§ **WHAT YOU SHOULD DO**:
Identify the lines that contain the string "cccccc" and copy all of them.

§ **Data records**:
— Start —

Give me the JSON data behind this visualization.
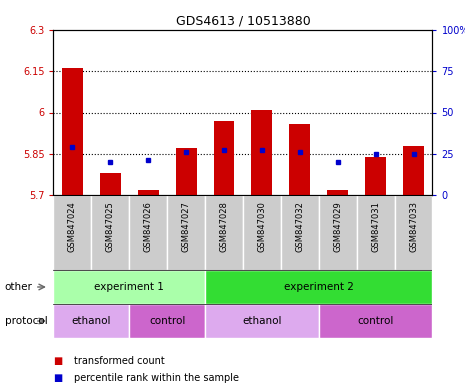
{
  "title": "GDS4613 / 10513880",
  "samples": [
    "GSM847024",
    "GSM847025",
    "GSM847026",
    "GSM847027",
    "GSM847028",
    "GSM847030",
    "GSM847032",
    "GSM847029",
    "GSM847031",
    "GSM847033"
  ],
  "bar_values": [
    6.16,
    5.78,
    5.72,
    5.87,
    5.97,
    6.01,
    5.96,
    5.72,
    5.84,
    5.88
  ],
  "bar_base": 5.7,
  "percentile_values": [
    29,
    20,
    21,
    26,
    27,
    27,
    26,
    20,
    25,
    25
  ],
  "bar_color": "#cc0000",
  "dot_color": "#0000cc",
  "ylim_left": [
    5.7,
    6.3
  ],
  "ylim_right": [
    0,
    100
  ],
  "yticks_left": [
    5.7,
    5.85,
    6.0,
    6.15,
    6.3
  ],
  "ytick_labels_left": [
    "5.7",
    "5.85",
    "6",
    "6.15",
    "6.3"
  ],
  "yticks_right": [
    0,
    25,
    50,
    75,
    100
  ],
  "ytick_labels_right": [
    "0",
    "25",
    "50",
    "75",
    "100%"
  ],
  "hlines": [
    5.85,
    6.0,
    6.15
  ],
  "groups_other": [
    {
      "label": "experiment 1",
      "start": 0,
      "end": 4,
      "color": "#aaffaa"
    },
    {
      "label": "experiment 2",
      "start": 4,
      "end": 10,
      "color": "#33dd33"
    }
  ],
  "groups_protocol": [
    {
      "label": "ethanol",
      "start": 0,
      "end": 2,
      "color": "#ddaaee"
    },
    {
      "label": "control",
      "start": 2,
      "end": 4,
      "color": "#cc66cc"
    },
    {
      "label": "ethanol",
      "start": 4,
      "end": 7,
      "color": "#ddaaee"
    },
    {
      "label": "control",
      "start": 7,
      "end": 10,
      "color": "#cc66cc"
    }
  ],
  "legend_items": [
    {
      "label": "transformed count",
      "color": "#cc0000"
    },
    {
      "label": "percentile rank within the sample",
      "color": "#0000cc"
    }
  ],
  "left_axis_color": "#cc0000",
  "right_axis_color": "#0000cc",
  "gray_cell": "#cccccc",
  "xname_row_color": "#cccccc",
  "other_label": "other",
  "protocol_label": "protocol"
}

— End —

§ **CORRECT OUTPUT**:
  "gray_cell": "#cccccc",
  "xname_row_color": "#cccccc",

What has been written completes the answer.